:: Task input ::

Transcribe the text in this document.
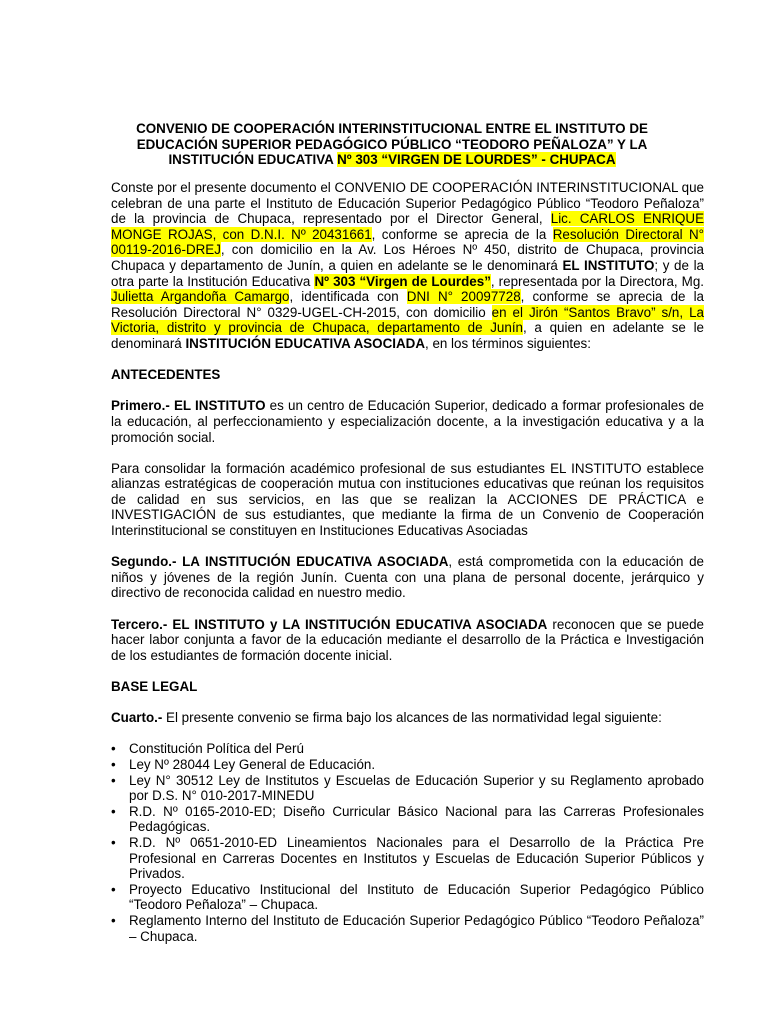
CONVENIO DE COOPERACIÓN INTERINSTITUCIONAL ENTRE EL INSTITUTO DE EDUCACIÓN SUPERIOR PEDAGÓGICO PÚBLICO “TEODORO PEÑALOZA” Y LA INSTITUCIÓN EDUCATIVA Nº 303 “VIRGEN DE LOURDES” - CHUPACA

Conste por el presente documento el CONVENIO DE COOPERACIÓN INTERINSTITUCIONAL que celebran de una parte el Instituto de Educación Superior Pedagógico Público “Teodoro Peñaloza” de la provincia de Chupaca, representado por el Director General, Lic. CARLOS ENRIQUE MONGE ROJAS, con D.N.I. Nº 20431661, conforme se aprecia de la Resolución Directoral N° 00119-2016-DREJ, con domicilio en la Av. Los Héroes Nº 450, distrito de Chupaca, provincia Chupaca y departamento de Junín, a quien en adelante se le denominará EL INSTITUTO; y de la otra parte la Institución Educativa Nº 303 “Virgen de Lourdes”, representada por la Directora, Mg. Julietta Argandoña Camargo, identificada con DNI N° 20097728, conforme se aprecia de la Resolución Directoral N° 0329-UGEL-CH-2015, con domicilio en el Jirón “Santos Bravo” s/n, La Victoria, distrito y provincia de Chupaca, departamento de Junín, a quien en adelante se le denominará INSTITUCIÓN EDUCATIVA ASOCIADA, en los términos siguientes:

ANTECEDENTES

Primero.- EL INSTITUTO es un centro de Educación Superior, dedicado a formar profesionales de la educación, al perfeccionamiento y especialización docente, a la investigación educativa y a la promoción social.

Para consolidar la formación académico profesional de sus estudiantes EL INSTITUTO establece alianzas estratégicas de cooperación mutua con instituciones educativas que reúnan los requisitos de calidad en sus servicios, en las que se realizan la ACCIONES DE PRÁCTICA e INVESTIGACIÓN de sus estudiantes, que mediante la firma de un Convenio de Cooperación Interinstitucional se constituyen en Instituciones Educativas Asociadas

Segundo.- LA INSTITUCIÓN EDUCATIVA ASOCIADA, está comprometida con la educación de niños y jóvenes de la región Junín. Cuenta con una plana de personal docente, jerárquico y directivo de reconocida calidad en nuestro medio.

Tercero.- EL INSTITUTO y LA INSTITUCIÓN EDUCATIVA ASOCIADA reconocen que se puede hacer labor conjunta a favor de la educación mediante el desarrollo de la Práctica e Investigación de los estudiantes de formación docente inicial.

BASE LEGAL

Cuarto.- El presente convenio se firma bajo los alcances de las normatividad legal siguiente:

• Constitución Política del Perú
• Ley Nº 28044 Ley General de Educación.
• Ley N° 30512 Ley de Institutos y Escuelas de Educación Superior y su Reglamento aprobado por D.S. N° 010-2017-MINEDU
• R.D. Nº 0165-2010-ED; Diseño Curricular Básico Nacional para las Carreras Profesionales Pedagógicas.
• R.D. Nº 0651-2010-ED Lineamientos Nacionales para el Desarrollo de la Práctica Pre Profesional en Carreras Docentes en Institutos y Escuelas de Educación Superior Públicos y Privados.
• Proyecto Educativo Institucional del Instituto de Educación Superior Pedagógico Público “Teodoro Peñaloza” – Chupaca.
• Reglamento Interno del Instituto de Educación Superior Pedagógico Público “Teodoro Peñaloza” – Chupaca.
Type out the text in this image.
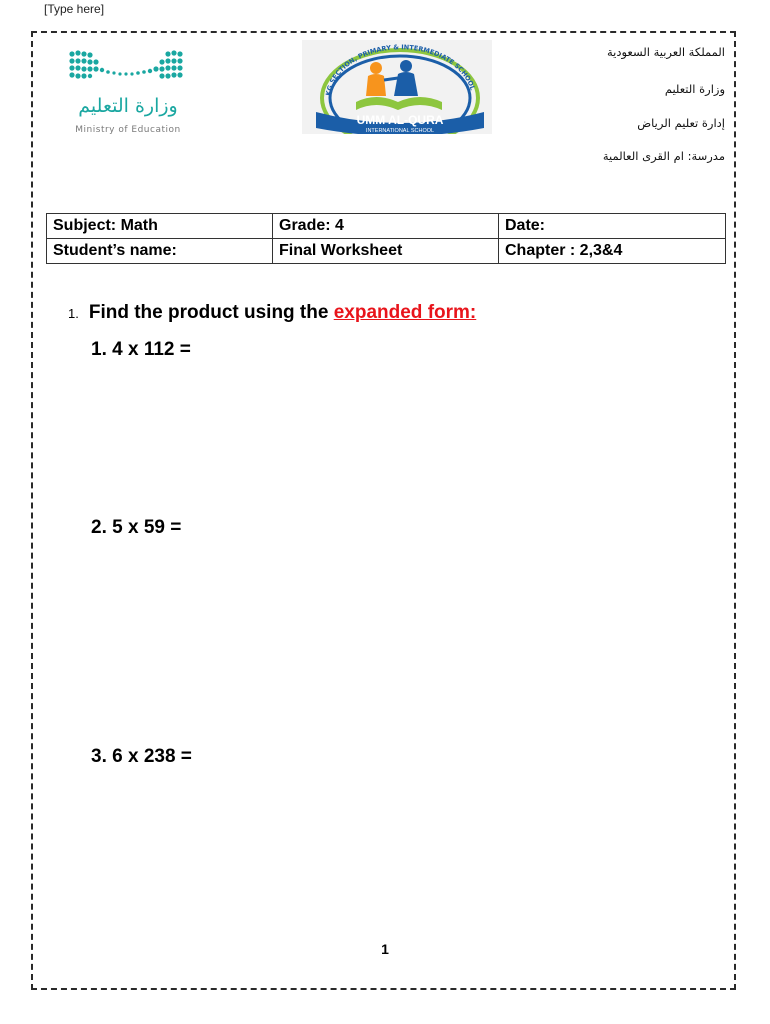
[Type here]
وزارة التعليم
Ministry of Education
KG SECTION, PRIMARY & INTERMEDIATE SCHOOL
UMM AL-QURA
INTERNATIONAL SCHOOL
المملكة العربية السعودية
وزارة التعليم
إدارة تعليم الرياض
مدرسة: ام القرى العالمية
Subject: Math	Grade: 4	Date:
Student’s name:	Final Worksheet	Chapter : 2,3&4
1. Find the product using the expanded form:
1. 4 x 112 =
2. 5 x 59 =
3. 6 x 238 =
1
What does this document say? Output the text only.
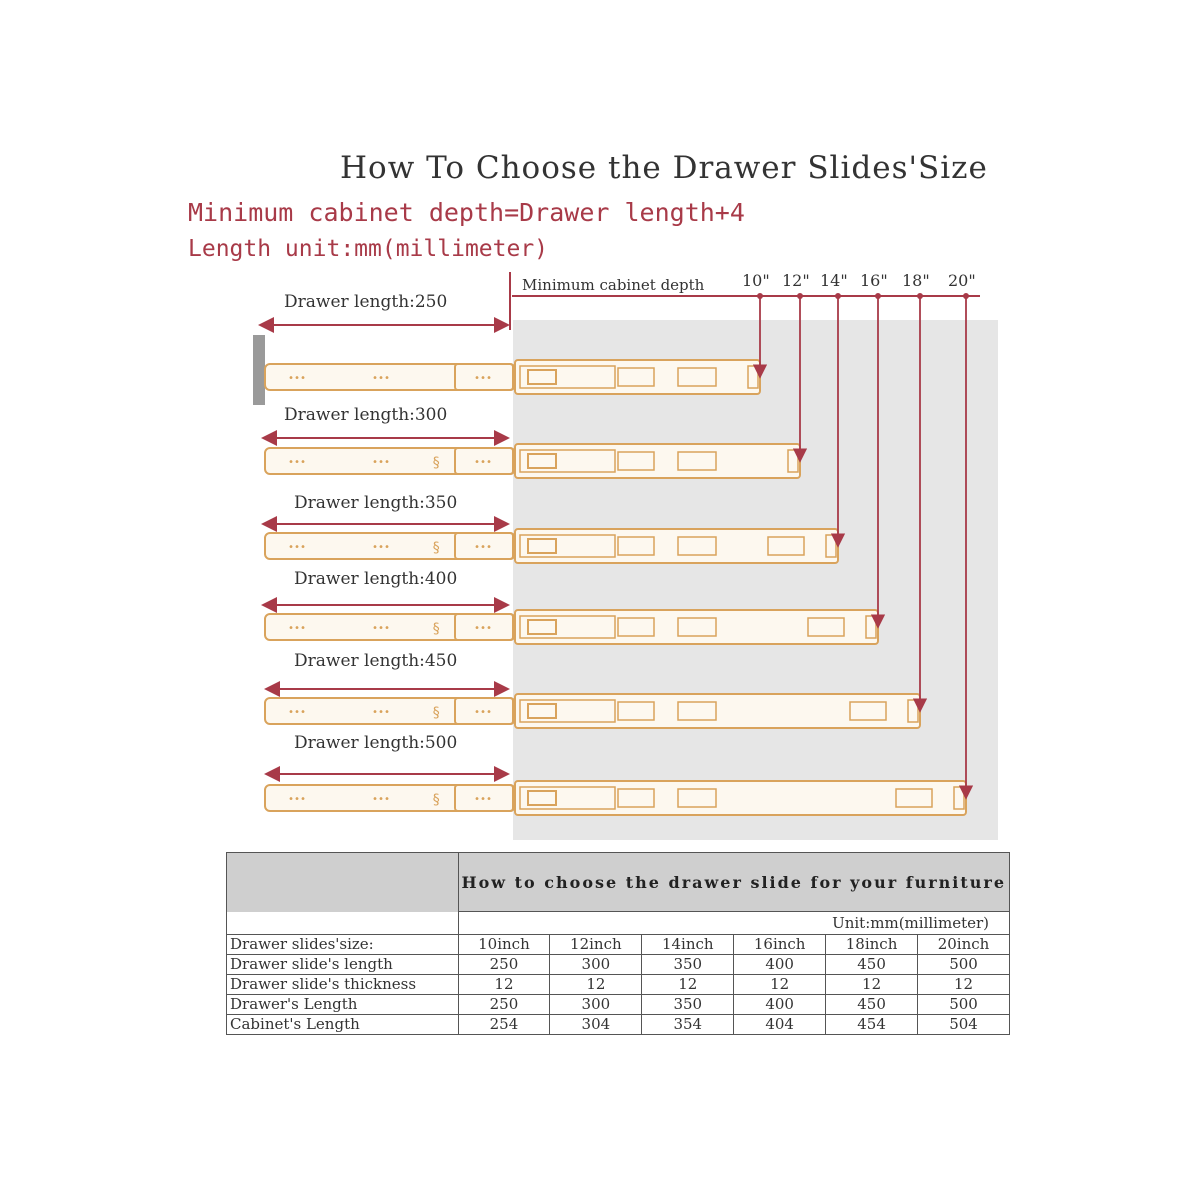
How To Choose the Drawer Slides'Size
Minimum cabinet depth=Drawer length+4
Length unit:mm(millimeter)
Minimum cabinet depth 10" 12" 14" 16" 18" 20"
Drawer length:250
•••	•••	•••
Drawer length:300
•••	•••	•••
§
Drawer length:350
•••	•••	•••
§
Drawer length:400
•••	•••	•••
§
Drawer length:450
•••	•••	•••
§
Drawer length:500
•••	•••	•••
§
	How to choose the drawer slide for your furniture					
	Unit:mm(millimeter)					
Drawer slides'size:	10inch	12inch	14inch	16inch	18inch	20inch
Drawer slide's length	250	300	350	400	450	500
Drawer slide's thickness	12	12	12	12	12	12
Drawer's Length	250	300	350	400	450	500
Cabinet's Length	254	304	354	404	454	504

:: Aim of the exercise ::
Gather from the data above every line with the string "Type".

:: Output of the exercise ::
Type out the text in this image.
[Type here]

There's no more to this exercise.